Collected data
-- begin --
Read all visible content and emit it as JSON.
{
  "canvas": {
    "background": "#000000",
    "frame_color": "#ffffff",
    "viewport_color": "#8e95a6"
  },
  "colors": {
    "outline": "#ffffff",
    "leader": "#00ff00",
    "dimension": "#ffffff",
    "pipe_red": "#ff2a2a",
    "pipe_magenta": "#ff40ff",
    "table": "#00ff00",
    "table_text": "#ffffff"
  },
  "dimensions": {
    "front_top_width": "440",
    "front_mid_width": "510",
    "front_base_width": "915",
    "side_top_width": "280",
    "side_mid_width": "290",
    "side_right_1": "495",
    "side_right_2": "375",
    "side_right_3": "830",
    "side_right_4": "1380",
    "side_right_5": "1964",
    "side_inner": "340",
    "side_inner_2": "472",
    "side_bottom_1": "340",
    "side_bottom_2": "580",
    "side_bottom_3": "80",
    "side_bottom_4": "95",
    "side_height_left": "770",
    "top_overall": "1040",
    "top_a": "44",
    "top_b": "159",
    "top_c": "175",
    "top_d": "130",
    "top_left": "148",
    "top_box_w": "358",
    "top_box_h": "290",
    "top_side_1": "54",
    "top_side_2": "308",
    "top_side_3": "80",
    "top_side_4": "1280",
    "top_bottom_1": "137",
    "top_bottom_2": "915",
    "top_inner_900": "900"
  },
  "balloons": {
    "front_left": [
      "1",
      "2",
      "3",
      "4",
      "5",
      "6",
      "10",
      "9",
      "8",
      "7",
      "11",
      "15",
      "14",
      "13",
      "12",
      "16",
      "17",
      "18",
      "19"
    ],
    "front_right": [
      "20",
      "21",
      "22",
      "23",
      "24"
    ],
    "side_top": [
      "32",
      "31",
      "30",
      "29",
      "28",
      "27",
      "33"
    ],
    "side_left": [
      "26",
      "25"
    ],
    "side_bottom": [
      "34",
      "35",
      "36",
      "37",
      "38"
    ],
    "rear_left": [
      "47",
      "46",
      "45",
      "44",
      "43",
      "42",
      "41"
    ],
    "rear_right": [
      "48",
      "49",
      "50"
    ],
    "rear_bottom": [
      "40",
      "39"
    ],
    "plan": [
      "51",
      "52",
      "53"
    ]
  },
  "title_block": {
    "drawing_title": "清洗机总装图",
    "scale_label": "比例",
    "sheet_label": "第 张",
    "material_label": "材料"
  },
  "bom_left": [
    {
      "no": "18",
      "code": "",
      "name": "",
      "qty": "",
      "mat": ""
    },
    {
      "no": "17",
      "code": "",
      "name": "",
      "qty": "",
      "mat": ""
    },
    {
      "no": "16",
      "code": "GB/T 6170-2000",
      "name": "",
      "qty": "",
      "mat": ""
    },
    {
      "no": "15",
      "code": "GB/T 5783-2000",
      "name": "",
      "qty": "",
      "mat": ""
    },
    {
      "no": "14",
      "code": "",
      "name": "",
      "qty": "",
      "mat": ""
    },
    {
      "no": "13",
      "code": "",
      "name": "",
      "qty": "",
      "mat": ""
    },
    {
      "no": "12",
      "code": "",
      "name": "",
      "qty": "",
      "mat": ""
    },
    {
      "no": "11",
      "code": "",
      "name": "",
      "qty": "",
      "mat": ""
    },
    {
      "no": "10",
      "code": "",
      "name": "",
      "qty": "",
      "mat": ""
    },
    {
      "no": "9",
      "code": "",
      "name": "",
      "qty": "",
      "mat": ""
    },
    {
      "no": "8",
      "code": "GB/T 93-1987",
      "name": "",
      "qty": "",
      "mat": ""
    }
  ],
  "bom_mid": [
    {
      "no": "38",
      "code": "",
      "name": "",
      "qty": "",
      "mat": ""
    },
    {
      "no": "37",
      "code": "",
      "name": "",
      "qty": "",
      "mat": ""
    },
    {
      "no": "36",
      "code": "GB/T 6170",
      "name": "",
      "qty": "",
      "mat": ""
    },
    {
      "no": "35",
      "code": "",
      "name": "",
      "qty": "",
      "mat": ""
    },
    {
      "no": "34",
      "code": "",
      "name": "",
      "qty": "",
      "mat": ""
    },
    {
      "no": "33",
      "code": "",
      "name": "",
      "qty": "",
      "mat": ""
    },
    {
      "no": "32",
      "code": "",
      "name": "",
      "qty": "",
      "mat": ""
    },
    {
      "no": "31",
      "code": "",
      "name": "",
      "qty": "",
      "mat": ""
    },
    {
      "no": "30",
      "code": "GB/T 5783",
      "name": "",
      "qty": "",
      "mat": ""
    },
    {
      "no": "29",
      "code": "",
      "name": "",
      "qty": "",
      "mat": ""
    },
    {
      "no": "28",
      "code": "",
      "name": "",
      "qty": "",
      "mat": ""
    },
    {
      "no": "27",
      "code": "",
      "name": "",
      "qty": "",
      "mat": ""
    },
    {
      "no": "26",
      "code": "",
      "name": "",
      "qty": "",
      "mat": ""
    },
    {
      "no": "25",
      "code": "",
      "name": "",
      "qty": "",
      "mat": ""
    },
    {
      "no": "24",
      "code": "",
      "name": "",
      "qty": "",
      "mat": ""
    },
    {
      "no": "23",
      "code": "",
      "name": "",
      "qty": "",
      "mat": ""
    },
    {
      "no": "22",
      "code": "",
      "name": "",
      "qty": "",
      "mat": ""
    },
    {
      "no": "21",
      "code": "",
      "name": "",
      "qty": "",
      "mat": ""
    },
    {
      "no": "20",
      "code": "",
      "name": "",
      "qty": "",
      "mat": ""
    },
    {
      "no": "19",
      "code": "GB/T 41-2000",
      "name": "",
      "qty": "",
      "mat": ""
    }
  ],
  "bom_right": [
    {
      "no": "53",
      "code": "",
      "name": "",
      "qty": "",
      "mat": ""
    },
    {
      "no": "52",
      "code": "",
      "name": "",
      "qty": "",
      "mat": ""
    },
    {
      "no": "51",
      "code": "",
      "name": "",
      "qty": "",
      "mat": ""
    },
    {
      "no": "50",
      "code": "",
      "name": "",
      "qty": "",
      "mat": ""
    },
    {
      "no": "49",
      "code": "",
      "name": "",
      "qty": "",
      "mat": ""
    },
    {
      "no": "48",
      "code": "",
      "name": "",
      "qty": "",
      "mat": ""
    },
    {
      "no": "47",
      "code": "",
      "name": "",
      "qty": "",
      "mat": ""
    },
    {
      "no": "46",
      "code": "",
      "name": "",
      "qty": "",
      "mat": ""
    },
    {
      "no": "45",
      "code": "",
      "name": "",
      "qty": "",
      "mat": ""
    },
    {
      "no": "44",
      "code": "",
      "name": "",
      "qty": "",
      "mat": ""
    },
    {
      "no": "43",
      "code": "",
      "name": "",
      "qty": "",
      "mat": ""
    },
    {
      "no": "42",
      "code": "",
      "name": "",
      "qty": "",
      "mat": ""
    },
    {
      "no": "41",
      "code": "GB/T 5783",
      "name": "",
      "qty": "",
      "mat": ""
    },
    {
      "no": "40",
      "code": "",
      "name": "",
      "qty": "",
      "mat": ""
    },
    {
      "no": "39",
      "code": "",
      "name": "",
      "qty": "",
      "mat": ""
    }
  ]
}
-- end --
STATED TASK - The whole listing above needs to be written out again exactly.

WRITTEN REPLY -
Read all visible content and emit it as JSON.
{
  "canvas": {
    "background": "#000000",
    "frame_color": "#ffffff",
    "viewport_color": "#8e95a6"
  },
  "colors": {
    "outline": "#ffffff",
    "leader": "#00ff00",
    "dimension": "#ffffff",
    "pipe_red": "#ff2a2a",
    "pipe_magenta": "#ff40ff",
    "table": "#00ff00",
    "table_text": "#ffffff"
  },
  "dimensions": {
    "front_top_width": "440",
    "front_mid_width": "510",
    "front_base_width": "915",
    "side_top_width": "280",
    "side_mid_width": "290",
    "side_right_1": "495",
    "side_right_2": "375",
    "side_right_3": "830",
    "side_right_4": "1380",
    "side_right_5": "1964",
    "side_inner": "340",
    "side_inner_2": "472",
    "side_bottom_1": "340",
    "side_bottom_2": "580",
    "side_bottom_3": "80",
    "side_bottom_4": "95",
    "side_height_left": "770",
    "top_overall": "1040",
    "top_a": "44",
    "top_b": "159",
    "top_c": "175",
    "top_d": "130",
    "top_left": "148",
    "top_box_w": "358",
    "top_box_h": "290",
    "top_side_1": "54",
    "top_side_2": "308",
    "top_side_3": "80",
    "top_side_4": "1280",
    "top_bottom_1": "137",
    "top_bottom_2": "915",
    "top_inner_900": "900"
  },
  "balloons": {
    "front_left": [
      "1",
      "2",
      "3",
      "4",
      "5",
      "6",
      "10",
      "9",
      "8",
      "7",
      "11",
      "15",
      "14",
      "13",
      "12",
      "16",
      "17",
      "18",
      "19"
    ],
    "front_right": [
      "20",
      "21",
      "22",
      "23",
      "24"
    ],
    "side_top": [
      "32",
      "31",
      "30",
      "29",
      "28",
      "27",
      "33"
    ],
    "side_left": [
      "26",
      "25"
    ],
    "side_bottom": [
      "34",
      "35",
      "36",
      "37",
      "38"
    ],
    "rear_left": [
      "47",
      "46",
      "45",
      "44",
      "43",
      "42",
      "41"
    ],
    "rear_right": [
      "48",
      "49",
      "50"
    ],
    "rear_bottom": [
      "40",
      "39"
    ],
    "plan": [
      "51",
      "52",
      "53"
    ]
  },
  "title_block": {
    "drawing_title": "清洗机总装图",
    "scale_label": "比例",
    "sheet_label": "第 张",
    "material_label": "材料"
  },
  "bom_left": [
    {
      "no": "18",
      "code": "",
      "name": "",
      "qty": "",
      "mat": ""
    },
    {
      "no": "17",
      "code": "",
      "name": "",
      "qty": "",
      "mat": ""
    },
    {
      "no": "16",
      "code": "GB/T 6170-2000",
      "name": "",
      "qty": "",
      "mat": ""
    },
    {
      "no": "15",
      "code": "GB/T 5783-2000",
      "name": "",
      "qty": "",
      "mat": ""
    },
    {
      "no": "14",
      "code": "",
      "name": "",
      "qty": "",
      "mat": ""
    },
    {
      "no": "13",
      "code": "",
      "name": "",
      "qty": "",
      "mat": ""
    },
    {
      "no": "12",
      "code": "",
      "name": "",
      "qty": "",
      "mat": ""
    },
    {
      "no": "11",
      "code": "",
      "name": "",
      "qty": "",
      "mat": ""
    },
    {
      "no": "10",
      "code": "",
      "name": "",
      "qty": "",
      "mat": ""
    },
    {
      "no": "9",
      "code": "",
      "name": "",
      "qty": "",
      "mat": ""
    },
    {
      "no": "8",
      "code": "GB/T 93-1987",
      "name": "",
      "qty": "",
      "mat": ""
    }
  ],
  "bom_mid": [
    {
      "no": "38",
      "code": "",
      "name": "",
      "qty": "",
      "mat": ""
    },
    {
      "no": "37",
      "code": "",
      "name": "",
      "qty": "",
      "mat": ""
    },
    {
      "no": "36",
      "code": "GB/T 6170",
      "name": "",
      "qty": "",
      "mat": ""
    },
    {
      "no": "35",
      "code": "",
      "name": "",
      "qty": "",
      "mat": ""
    },
    {
      "no": "34",
      "code": "",
      "name": "",
      "qty": "",
      "mat": ""
    },
    {
      "no": "33",
      "code": "",
      "name": "",
      "qty": "",
      "mat": ""
    },
    {
      "no": "32",
      "code": "",
      "name": "",
      "qty": "",
      "mat": ""
    },
    {
      "no": "31",
      "code": "",
      "name": "",
      "qty": "",
      "mat": ""
    },
    {
      "no": "30",
      "code": "GB/T 5783",
      "name": "",
      "qty": "",
      "mat": ""
    },
    {
      "no": "29",
      "code": "",
      "name": "",
      "qty": "",
      "mat": ""
    },
    {
      "no": "28",
      "code": "",
      "name": "",
      "qty": "",
      "mat": ""
    },
    {
      "no": "27",
      "code": "",
      "name": "",
      "qty": "",
      "mat": ""
    },
    {
      "no": "26",
      "code": "",
      "name": "",
      "qty": "",
      "mat": ""
    },
    {
      "no": "25",
      "code": "",
      "name": "",
      "qty": "",
      "mat": ""
    },
    {
      "no": "24",
      "code": "",
      "name": "",
      "qty": "",
      "mat": ""
    },
    {
      "no": "23",
      "code": "",
      "name": "",
      "qty": "",
      "mat": ""
    },
    {
      "no": "22",
      "code": "",
      "name": "",
      "qty": "",
      "mat": ""
    },
    {
      "no": "21",
      "code": "",
      "name": "",
      "qty": "",
      "mat": ""
    },
    {
      "no": "20",
      "code": "",
      "name": "",
      "qty": "",
      "mat": ""
    },
    {
      "no": "19",
      "code": "GB/T 41-2000",
      "name": "",
      "qty": "",
      "mat": ""
    }
  ],
  "bom_right": [
    {
      "no": "53",
      "code": "",
      "name": "",
      "qty": "",
      "mat": ""
    },
    {
      "no": "52",
      "code": "",
      "name": "",
      "qty": "",
      "mat": ""
    },
    {
      "no": "51",
      "code": "",
      "name": "",
      "qty": "",
      "mat": ""
    },
    {
      "no": "50",
      "code": "",
      "name": "",
      "qty": "",
      "mat": ""
    },
    {
      "no": "49",
      "code": "",
      "name": "",
      "qty": "",
      "mat": ""
    },
    {
      "no": "48",
      "code": "",
      "name": "",
      "qty": "",
      "mat": ""
    },
    {
      "no": "47",
      "code": "",
      "name": "",
      "qty": "",
      "mat": ""
    },
    {
      "no": "46",
      "code": "",
      "name": "",
      "qty": "",
      "mat": ""
    },
    {
      "no": "45",
      "code": "",
      "name": "",
      "qty": "",
      "mat": ""
    },
    {
      "no": "44",
      "code": "",
      "name": "",
      "qty": "",
      "mat": ""
    },
    {
      "no": "43",
      "code": "",
      "name": "",
      "qty": "",
      "mat": ""
    },
    {
      "no": "42",
      "code": "",
      "name": "",
      "qty": "",
      "mat": ""
    },
    {
      "no": "41",
      "code": "GB/T 5783",
      "name": "",
      "qty": "",
      "mat": ""
    },
    {
      "no": "40",
      "code": "",
      "name": "",
      "qty": "",
      "mat": ""
    },
    {
      "no": "39",
      "code": "",
      "name": "",
      "qty": "",
      "mat": ""
    }
  ]
}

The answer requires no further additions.